Figure collection entries:
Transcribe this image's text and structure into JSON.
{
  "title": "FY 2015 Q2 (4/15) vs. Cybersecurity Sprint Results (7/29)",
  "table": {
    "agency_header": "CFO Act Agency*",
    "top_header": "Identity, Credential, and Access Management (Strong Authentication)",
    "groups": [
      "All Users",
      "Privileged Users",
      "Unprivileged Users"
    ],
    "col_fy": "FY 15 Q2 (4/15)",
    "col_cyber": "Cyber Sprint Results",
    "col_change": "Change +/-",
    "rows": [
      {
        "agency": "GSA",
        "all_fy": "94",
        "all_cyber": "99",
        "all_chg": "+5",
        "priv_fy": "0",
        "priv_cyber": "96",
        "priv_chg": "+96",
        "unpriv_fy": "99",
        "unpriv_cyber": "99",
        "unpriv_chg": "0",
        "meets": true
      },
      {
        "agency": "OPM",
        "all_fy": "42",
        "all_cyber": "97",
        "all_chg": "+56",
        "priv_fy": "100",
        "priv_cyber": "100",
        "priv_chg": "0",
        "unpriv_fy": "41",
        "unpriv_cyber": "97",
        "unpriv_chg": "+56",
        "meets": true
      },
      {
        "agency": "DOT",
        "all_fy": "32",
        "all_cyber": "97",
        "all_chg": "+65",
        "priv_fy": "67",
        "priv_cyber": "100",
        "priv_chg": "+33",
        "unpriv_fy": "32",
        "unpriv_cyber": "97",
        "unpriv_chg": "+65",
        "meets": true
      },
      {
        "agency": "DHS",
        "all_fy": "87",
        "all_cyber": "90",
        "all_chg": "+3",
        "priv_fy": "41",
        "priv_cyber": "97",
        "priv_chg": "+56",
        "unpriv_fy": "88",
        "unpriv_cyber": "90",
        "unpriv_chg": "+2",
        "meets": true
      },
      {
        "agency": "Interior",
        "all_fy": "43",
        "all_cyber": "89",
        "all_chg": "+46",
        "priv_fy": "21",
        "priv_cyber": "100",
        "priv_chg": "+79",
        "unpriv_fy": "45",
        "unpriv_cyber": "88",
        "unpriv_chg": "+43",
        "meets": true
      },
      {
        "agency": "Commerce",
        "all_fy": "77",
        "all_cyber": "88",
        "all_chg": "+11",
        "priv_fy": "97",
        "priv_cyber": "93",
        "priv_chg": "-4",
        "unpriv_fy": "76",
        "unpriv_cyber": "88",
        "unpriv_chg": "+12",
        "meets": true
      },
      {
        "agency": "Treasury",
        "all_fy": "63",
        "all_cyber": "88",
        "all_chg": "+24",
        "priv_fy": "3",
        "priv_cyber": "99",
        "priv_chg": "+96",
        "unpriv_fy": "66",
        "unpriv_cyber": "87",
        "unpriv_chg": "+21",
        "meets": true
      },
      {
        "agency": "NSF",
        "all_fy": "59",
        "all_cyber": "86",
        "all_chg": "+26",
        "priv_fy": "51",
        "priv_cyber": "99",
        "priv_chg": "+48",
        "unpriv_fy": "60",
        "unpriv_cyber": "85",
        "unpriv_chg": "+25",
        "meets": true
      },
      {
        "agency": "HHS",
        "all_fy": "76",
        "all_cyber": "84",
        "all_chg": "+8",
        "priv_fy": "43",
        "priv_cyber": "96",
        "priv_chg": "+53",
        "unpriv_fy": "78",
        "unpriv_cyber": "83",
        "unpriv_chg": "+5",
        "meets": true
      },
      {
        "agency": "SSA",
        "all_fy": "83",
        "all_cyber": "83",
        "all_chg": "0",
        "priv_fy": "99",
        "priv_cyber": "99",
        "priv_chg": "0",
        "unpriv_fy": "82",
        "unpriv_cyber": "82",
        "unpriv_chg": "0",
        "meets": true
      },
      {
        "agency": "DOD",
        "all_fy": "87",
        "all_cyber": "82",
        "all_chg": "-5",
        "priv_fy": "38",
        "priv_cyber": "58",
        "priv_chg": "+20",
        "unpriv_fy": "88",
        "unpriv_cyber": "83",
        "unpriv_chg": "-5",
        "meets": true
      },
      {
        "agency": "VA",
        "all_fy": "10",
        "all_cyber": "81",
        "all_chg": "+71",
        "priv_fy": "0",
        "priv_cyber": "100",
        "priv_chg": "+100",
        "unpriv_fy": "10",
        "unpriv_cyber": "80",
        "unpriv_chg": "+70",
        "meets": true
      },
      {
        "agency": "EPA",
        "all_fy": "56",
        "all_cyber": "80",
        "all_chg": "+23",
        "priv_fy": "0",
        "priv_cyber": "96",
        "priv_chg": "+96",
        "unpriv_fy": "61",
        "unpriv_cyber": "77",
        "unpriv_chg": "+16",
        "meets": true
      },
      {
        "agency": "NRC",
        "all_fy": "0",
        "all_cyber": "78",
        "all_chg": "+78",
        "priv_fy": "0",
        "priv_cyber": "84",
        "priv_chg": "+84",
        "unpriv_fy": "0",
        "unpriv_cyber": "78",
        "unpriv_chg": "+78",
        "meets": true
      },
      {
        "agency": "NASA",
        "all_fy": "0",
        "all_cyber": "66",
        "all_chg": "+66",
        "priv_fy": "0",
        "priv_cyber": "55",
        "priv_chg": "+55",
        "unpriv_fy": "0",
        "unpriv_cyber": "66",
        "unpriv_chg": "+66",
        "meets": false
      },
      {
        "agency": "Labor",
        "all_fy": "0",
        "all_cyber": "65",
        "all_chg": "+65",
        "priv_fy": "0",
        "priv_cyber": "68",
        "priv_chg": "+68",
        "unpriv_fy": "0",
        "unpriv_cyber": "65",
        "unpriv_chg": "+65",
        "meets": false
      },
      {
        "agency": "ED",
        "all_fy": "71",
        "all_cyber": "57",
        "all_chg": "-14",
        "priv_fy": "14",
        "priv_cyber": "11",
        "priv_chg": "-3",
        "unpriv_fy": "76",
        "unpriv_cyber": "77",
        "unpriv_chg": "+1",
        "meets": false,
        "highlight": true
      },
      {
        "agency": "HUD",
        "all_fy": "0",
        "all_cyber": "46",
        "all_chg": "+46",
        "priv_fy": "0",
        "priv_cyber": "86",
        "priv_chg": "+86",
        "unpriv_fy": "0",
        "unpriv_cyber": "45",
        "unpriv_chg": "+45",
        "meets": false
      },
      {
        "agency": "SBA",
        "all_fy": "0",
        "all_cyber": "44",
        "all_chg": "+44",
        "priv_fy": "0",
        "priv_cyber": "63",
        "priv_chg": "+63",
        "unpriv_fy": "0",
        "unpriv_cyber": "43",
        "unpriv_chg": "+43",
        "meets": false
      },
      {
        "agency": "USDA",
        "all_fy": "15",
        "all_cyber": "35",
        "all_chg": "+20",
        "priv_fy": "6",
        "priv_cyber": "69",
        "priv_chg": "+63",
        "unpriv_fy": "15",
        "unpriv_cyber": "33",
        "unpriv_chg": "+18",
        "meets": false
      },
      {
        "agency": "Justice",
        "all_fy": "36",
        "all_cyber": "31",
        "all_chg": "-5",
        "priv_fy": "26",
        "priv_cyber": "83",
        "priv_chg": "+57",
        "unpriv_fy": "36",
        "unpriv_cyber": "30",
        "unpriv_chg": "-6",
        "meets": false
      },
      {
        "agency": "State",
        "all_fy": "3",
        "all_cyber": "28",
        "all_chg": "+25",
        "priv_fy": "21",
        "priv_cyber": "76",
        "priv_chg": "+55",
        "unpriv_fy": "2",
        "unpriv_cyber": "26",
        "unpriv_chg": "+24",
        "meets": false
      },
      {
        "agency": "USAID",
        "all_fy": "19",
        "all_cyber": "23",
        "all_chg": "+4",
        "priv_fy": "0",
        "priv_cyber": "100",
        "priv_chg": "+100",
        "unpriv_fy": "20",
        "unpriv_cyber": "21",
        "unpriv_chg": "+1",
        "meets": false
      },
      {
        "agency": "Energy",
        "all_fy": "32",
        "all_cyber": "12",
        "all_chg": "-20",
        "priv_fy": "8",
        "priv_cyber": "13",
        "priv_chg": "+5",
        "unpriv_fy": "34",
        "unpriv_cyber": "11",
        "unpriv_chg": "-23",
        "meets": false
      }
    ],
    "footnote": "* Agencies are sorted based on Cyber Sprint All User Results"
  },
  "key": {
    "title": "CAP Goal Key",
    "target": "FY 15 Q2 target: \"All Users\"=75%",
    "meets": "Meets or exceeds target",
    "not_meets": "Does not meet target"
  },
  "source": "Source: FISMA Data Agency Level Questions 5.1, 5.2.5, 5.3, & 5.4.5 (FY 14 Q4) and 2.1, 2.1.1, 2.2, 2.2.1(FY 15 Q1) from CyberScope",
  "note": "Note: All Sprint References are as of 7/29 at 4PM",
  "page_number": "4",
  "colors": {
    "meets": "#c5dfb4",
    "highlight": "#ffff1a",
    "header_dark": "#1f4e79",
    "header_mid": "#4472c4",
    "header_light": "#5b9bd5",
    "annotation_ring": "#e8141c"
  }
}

WRITTEN PROBLEM: Scan the entries above for the word "Results" and collect each line holding it.

FINAL RESULT:
  "title": "FY 2015 Q2 (4/15) vs. Cybersecurity Sprint Results (7/29)",
    "col_cyber": "Cyber Sprint Results",
    "footnote": "* Agencies are sorted based on Cyber Sprint All User Results"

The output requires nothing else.